Short problem: Pull out every line with the word "Tālrunis" from the entries below.
— Start Task data —
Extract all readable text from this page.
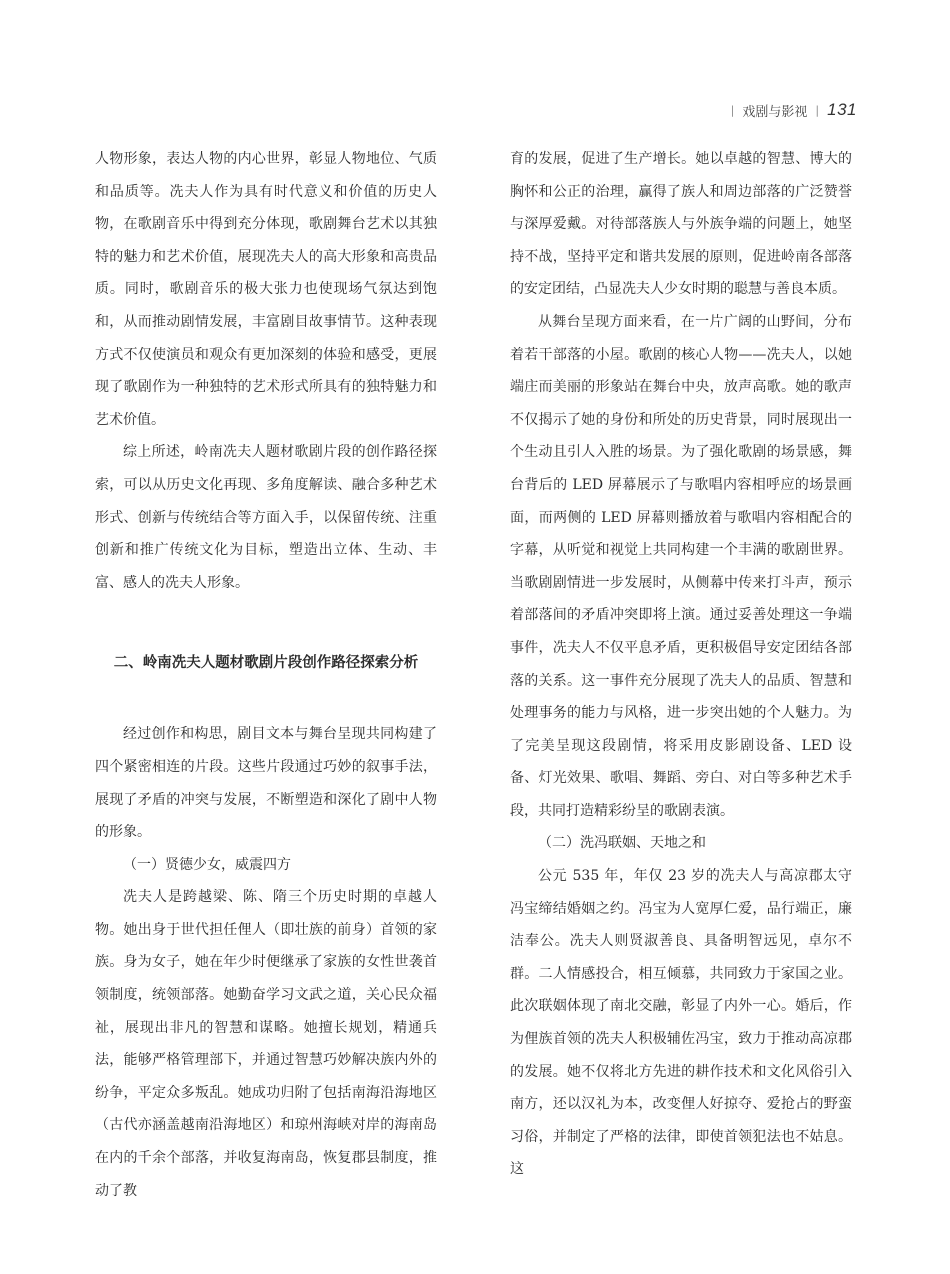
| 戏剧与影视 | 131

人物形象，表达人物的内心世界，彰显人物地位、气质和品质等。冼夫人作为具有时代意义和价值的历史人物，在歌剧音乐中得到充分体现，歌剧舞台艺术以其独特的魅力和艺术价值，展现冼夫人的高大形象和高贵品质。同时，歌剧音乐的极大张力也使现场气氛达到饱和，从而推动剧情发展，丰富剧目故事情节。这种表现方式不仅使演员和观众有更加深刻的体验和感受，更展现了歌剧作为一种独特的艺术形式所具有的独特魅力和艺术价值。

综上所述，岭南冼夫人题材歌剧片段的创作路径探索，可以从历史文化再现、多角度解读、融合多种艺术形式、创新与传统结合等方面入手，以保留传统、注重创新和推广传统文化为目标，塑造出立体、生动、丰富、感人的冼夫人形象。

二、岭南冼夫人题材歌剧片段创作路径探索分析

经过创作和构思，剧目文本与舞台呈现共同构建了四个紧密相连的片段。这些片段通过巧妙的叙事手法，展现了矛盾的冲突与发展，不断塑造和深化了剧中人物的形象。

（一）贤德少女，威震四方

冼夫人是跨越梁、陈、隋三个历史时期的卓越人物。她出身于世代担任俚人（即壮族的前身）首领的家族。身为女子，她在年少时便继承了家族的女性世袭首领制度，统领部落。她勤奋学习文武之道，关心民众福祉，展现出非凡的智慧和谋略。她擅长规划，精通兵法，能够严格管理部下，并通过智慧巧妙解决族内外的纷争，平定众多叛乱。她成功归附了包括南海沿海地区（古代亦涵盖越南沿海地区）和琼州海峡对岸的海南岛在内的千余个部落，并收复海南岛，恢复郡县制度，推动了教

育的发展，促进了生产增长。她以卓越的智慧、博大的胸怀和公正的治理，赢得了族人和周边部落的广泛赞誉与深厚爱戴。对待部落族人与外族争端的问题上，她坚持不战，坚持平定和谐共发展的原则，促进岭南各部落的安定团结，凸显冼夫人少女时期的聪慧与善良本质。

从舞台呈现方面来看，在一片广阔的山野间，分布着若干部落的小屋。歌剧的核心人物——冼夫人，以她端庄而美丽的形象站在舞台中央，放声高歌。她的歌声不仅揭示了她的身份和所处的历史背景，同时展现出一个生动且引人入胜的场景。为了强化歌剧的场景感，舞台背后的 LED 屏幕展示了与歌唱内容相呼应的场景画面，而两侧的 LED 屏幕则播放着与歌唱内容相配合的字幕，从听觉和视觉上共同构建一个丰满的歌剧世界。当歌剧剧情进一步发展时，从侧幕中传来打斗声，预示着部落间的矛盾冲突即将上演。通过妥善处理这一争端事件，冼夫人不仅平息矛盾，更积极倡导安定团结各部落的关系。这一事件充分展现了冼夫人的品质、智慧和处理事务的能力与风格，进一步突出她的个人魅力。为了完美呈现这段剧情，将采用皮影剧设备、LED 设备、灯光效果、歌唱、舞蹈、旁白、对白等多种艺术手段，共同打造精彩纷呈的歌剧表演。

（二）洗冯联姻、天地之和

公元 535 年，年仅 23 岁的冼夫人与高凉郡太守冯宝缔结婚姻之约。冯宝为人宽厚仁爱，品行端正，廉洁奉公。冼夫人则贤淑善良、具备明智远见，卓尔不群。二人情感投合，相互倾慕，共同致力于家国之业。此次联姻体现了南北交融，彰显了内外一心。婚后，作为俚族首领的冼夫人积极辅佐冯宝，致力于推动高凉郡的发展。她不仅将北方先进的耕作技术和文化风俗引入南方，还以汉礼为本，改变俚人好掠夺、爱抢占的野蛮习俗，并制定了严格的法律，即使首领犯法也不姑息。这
— End Task data —
— Start Task data —
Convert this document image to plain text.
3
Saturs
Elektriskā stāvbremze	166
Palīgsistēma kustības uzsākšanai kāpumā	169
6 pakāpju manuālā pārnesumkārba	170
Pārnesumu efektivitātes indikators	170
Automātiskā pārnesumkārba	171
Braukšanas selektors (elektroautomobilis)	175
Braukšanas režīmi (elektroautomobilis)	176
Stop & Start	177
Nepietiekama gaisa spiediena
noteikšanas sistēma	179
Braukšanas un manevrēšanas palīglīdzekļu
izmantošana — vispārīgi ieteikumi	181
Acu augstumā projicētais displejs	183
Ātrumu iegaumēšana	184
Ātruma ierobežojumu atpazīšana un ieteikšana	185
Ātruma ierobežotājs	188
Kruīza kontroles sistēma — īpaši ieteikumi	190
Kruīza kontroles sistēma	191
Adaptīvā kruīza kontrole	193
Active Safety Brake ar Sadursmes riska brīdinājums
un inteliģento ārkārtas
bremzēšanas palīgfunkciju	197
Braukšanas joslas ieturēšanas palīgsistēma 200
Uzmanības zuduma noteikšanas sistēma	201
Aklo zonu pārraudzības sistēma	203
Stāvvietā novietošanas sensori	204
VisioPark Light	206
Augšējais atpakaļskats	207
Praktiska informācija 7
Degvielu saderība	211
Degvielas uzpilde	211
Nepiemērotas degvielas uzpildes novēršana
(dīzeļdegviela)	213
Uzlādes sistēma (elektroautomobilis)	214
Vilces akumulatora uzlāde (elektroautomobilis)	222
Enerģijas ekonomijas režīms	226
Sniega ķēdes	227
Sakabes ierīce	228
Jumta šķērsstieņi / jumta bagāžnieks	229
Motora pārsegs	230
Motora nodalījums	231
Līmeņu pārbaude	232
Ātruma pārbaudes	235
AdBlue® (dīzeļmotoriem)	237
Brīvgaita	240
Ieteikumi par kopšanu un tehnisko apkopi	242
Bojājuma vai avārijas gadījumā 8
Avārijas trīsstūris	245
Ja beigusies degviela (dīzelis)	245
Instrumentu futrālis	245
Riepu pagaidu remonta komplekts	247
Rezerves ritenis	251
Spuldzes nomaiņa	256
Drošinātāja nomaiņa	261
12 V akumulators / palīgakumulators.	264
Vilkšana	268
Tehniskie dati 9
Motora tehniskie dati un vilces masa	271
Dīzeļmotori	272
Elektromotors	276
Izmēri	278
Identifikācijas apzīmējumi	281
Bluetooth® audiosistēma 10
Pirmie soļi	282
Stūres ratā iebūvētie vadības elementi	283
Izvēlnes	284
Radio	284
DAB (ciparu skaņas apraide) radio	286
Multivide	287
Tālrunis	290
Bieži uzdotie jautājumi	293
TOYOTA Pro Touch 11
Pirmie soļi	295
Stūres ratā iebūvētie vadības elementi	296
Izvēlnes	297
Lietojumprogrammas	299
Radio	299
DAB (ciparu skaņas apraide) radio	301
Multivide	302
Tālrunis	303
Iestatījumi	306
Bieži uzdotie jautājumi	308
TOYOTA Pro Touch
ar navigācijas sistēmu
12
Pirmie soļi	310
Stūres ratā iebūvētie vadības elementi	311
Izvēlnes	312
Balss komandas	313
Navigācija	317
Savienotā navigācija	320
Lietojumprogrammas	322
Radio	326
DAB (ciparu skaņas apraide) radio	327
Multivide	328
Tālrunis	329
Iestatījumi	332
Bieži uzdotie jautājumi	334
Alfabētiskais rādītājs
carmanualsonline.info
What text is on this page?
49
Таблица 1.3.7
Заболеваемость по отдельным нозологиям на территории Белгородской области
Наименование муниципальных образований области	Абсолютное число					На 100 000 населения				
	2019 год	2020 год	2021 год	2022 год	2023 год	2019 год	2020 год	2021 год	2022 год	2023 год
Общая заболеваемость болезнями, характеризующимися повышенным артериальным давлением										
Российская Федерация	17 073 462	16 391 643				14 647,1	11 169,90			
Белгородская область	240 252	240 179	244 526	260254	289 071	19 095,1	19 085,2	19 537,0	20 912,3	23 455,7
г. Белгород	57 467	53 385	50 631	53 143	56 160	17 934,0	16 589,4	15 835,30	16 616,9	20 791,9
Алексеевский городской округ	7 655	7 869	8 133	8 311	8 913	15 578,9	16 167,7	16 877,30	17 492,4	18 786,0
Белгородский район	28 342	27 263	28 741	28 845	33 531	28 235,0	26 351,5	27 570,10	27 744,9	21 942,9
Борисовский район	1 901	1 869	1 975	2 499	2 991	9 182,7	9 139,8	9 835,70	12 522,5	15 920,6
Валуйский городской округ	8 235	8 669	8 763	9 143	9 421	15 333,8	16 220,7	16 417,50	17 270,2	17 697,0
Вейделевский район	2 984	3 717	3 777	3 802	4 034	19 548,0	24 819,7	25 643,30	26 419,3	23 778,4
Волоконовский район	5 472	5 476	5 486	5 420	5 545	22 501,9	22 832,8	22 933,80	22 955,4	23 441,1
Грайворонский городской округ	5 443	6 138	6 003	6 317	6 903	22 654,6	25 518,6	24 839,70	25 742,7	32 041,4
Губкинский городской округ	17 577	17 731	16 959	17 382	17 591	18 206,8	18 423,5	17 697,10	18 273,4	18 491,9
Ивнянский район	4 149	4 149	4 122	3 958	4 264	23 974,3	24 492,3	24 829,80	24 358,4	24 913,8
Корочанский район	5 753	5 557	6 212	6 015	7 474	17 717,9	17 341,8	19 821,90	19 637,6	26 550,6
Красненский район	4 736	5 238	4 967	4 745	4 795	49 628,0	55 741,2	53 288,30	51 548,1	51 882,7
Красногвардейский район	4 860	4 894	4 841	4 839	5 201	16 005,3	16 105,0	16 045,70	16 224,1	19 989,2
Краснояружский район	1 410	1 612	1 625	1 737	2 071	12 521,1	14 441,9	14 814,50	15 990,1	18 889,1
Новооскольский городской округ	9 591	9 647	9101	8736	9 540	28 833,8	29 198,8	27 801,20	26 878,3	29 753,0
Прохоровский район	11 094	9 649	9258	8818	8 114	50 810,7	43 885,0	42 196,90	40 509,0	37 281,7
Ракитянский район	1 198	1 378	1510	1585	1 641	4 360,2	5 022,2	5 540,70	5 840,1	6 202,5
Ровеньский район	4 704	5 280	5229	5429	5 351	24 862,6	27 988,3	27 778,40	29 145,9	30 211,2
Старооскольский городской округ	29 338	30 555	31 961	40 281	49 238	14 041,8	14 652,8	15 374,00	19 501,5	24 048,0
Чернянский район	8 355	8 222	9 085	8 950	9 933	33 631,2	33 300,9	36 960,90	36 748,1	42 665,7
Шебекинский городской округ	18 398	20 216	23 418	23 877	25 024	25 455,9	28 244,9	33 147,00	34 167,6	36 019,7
— End Task data —
Solution to the exercise:
Tālrunis	290
Tālrunis	303
Tālrunis	329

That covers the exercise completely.